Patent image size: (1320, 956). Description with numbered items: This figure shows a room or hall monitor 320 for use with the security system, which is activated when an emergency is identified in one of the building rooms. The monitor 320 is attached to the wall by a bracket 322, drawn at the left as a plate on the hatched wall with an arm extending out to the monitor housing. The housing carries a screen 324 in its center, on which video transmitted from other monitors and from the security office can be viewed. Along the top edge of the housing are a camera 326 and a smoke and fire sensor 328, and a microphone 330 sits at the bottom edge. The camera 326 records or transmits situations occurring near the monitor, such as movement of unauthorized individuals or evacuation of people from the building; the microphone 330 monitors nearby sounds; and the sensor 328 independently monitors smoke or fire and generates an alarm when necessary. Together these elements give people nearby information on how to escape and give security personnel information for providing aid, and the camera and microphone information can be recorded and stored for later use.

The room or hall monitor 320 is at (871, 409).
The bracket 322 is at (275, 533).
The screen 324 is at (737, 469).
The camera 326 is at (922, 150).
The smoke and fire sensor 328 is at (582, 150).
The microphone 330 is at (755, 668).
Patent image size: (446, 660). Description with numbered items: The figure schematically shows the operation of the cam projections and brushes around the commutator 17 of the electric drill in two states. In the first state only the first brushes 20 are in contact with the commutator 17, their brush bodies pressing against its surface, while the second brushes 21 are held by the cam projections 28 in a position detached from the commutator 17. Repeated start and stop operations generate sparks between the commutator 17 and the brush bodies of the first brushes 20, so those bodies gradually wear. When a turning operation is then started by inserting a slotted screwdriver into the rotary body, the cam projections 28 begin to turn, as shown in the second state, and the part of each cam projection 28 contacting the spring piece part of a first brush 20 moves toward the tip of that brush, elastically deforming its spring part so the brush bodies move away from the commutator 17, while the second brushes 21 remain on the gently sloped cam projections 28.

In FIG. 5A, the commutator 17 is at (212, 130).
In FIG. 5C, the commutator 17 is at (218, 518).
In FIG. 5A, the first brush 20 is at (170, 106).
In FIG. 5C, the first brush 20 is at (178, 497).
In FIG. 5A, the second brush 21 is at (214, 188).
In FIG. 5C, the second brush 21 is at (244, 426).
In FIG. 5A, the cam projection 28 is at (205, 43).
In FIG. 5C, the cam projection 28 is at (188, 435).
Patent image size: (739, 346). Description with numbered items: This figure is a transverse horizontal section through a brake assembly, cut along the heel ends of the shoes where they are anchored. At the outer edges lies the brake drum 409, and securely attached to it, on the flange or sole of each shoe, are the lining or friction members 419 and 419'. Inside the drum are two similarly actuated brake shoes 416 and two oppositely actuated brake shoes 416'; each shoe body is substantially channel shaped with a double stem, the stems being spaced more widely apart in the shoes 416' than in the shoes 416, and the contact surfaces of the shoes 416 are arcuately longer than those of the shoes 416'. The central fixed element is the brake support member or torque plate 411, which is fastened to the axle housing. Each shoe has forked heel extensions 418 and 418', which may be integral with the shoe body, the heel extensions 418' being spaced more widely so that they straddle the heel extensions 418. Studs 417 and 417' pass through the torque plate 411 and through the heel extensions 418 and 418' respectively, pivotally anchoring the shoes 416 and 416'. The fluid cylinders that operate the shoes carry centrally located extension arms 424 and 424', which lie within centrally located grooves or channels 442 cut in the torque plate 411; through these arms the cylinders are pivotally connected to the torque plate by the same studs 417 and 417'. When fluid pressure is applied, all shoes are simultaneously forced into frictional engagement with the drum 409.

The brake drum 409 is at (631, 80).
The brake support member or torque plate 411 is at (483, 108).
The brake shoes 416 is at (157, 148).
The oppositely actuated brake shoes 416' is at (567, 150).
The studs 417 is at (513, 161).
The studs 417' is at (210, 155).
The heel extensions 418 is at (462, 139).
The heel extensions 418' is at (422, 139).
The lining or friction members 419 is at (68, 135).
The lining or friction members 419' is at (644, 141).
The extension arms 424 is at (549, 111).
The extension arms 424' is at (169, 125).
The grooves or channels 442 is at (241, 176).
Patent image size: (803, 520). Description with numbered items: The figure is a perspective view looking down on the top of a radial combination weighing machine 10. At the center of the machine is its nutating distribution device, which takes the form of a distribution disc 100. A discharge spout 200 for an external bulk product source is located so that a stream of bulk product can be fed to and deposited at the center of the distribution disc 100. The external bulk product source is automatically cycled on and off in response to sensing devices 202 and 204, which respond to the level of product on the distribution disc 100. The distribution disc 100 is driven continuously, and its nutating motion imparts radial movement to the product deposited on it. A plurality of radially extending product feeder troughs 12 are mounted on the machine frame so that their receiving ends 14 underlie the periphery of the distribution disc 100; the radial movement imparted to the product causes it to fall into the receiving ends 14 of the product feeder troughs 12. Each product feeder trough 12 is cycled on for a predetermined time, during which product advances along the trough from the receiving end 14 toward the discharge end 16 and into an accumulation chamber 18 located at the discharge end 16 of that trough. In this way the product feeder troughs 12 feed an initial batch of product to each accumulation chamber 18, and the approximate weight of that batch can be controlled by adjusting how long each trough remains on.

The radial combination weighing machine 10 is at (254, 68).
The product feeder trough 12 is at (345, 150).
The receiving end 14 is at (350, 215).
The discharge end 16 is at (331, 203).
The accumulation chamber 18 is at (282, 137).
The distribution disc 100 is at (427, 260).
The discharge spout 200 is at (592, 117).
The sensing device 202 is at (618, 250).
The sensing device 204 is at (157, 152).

◆ WORK TO COMPLETE:
Write out all of the material above word for word, from the first line to the last, without changing anything.

◆ OUTPUT OF THE EXERCISE:
Patent image size: (1320, 956). Description with numbered items: This figure shows a room or hall monitor 320 for use with the security system, which is activated when an emergency is identified in one of the building rooms. The monitor 320 is attached to the wall by a bracket 322, drawn at the left as a plate on the hatched wall with an arm extending out to the monitor housing. The housing carries a screen 324 in its center, on which video transmitted from other monitors and from the security office can be viewed. Along the top edge of the housing are a camera 326 and a smoke and fire sensor 328, and a microphone 330 sits at the bottom edge. The camera 326 records or transmits situations occurring near the monitor, such as movement of unauthorized individuals or evacuation of people from the building; the microphone 330 monitors nearby sounds; and the sensor 328 independently monitors smoke or fire and generates an alarm when necessary. Together these elements give people nearby information on how to escape and give security personnel information for providing aid, and the camera and microphone information can be recorded and stored for later use.

The room or hall monitor 320 is at (871, 409).
The bracket 322 is at (275, 533).
The screen 324 is at (737, 469).
The camera 326 is at (922, 150).
The smoke and fire sensor 328 is at (582, 150).
The microphone 330 is at (755, 668).
Patent image size: (446, 660). Description with numbered items: The figure schematically shows the operation of the cam projections and brushes around the commutator 17 of the electric drill in two states. In the first state only the first brushes 20 are in contact with the commutator 17, their brush bodies pressing against its surface, while the second brushes 21 are held by the cam projections 28 in a position detached from the commutator 17. Repeated start and stop operations generate sparks between the commutator 17 and the brush bodies of the first brushes 20, so those bodies gradually wear. When a turning operation is then started by inserting a slotted screwdriver into the rotary body, the cam projections 28 begin to turn, as shown in the second state, and the part of each cam projection 28 contacting the spring piece part of a first brush 20 moves toward the tip of that brush, elastically deforming its spring part so the brush bodies move away from the commutator 17, while the second brushes 21 remain on the gently sloped cam projections 28.

In FIG. 5A, the commutator 17 is at (212, 130).
In FIG. 5C, the commutator 17 is at (218, 518).
In FIG. 5A, the first brush 20 is at (170, 106).
In FIG. 5C, the first brush 20 is at (178, 497).
In FIG. 5A, the second brush 21 is at (214, 188).
In FIG. 5C, the second brush 21 is at (244, 426).
In FIG. 5A, the cam projection 28 is at (205, 43).
In FIG. 5C, the cam projection 28 is at (188, 435).
Patent image size: (739, 346). Description with numbered items: This figure is a transverse horizontal section through a brake assembly, cut along the heel ends of the shoes where they are anchored. At the outer edges lies the brake drum 409, and securely attached to it, on the flange or sole of each shoe, are the lining or friction members 419 and 419'. Inside the drum are two similarly actuated brake shoes 416 and two oppositely actuated brake shoes 416'; each shoe body is substantially channel shaped with a double stem, the stems being spaced more widely apart in the shoes 416' than in the shoes 416, and the contact surfaces of the shoes 416 are arcuately longer than those of the shoes 416'. The central fixed element is the brake support member or torque plate 411, which is fastened to the axle housing. Each shoe has forked heel extensions 418 and 418', which may be integral with the shoe body, the heel extensions 418' being spaced more widely so that they straddle the heel extensions 418. Studs 417 and 417' pass through the torque plate 411 and through the heel extensions 418 and 418' respectively, pivotally anchoring the shoes 416 and 416'. The fluid cylinders that operate the shoes carry centrally located extension arms 424 and 424', which lie within centrally located grooves or channels 442 cut in the torque plate 411; through these arms the cylinders are pivotally connected to the torque plate by the same studs 417 and 417'. When fluid pressure is applied, all shoes are simultaneously forced into frictional engagement with the drum 409.

The brake drum 409 is at (631, 80).
The brake support member or torque plate 411 is at (483, 108).
The brake shoes 416 is at (157, 148).
The oppositely actuated brake shoes 416' is at (567, 150).
The studs 417 is at (513, 161).
The studs 417' is at (210, 155).
The heel extensions 418 is at (462, 139).
The heel extensions 418' is at (422, 139).
The lining or friction members 419 is at (68, 135).
The lining or friction members 419' is at (644, 141).
The extension arms 424 is at (549, 111).
The extension arms 424' is at (169, 125).
The grooves or channels 442 is at (241, 176).
Patent image size: (803, 520). Description with numbered items: The figure is a perspective view looking down on the top of a radial combination weighing machine 10. At the center of the machine is its nutating distribution device, which takes the form of a distribution disc 100. A discharge spout 200 for an external bulk product source is located so that a stream of bulk product can be fed to and deposited at the center of the distribution disc 100. The external bulk product source is automatically cycled on and off in response to sensing devices 202 and 204, which respond to the level of product on the distribution disc 100. The distribution disc 100 is driven continuously, and its nutating motion imparts radial movement to the product deposited on it. A plurality of radially extending product feeder troughs 12 are mounted on the machine frame so that their receiving ends 14 underlie the periphery of the distribution disc 100; the radial movement imparted to the product causes it to fall into the receiving ends 14 of the product feeder troughs 12. Each product feeder trough 12 is cycled on for a predetermined time, during which product advances along the trough from the receiving end 14 toward the discharge end 16 and into an accumulation chamber 18 located at the discharge end 16 of that trough. In this way the product feeder troughs 12 feed an initial batch of product to each accumulation chamber 18, and the approximate weight of that batch can be controlled by adjusting how long each trough remains on.

The radial combination weighing machine 10 is at (254, 68).
The product feeder trough 12 is at (345, 150).
The receiving end 14 is at (350, 215).
The discharge end 16 is at (331, 203).
The accumulation chamber 18 is at (282, 137).
The distribution disc 100 is at (427, 260).
The discharge spout 200 is at (592, 117).
The sensing device 202 is at (618, 250).
The sensing device 204 is at (157, 152).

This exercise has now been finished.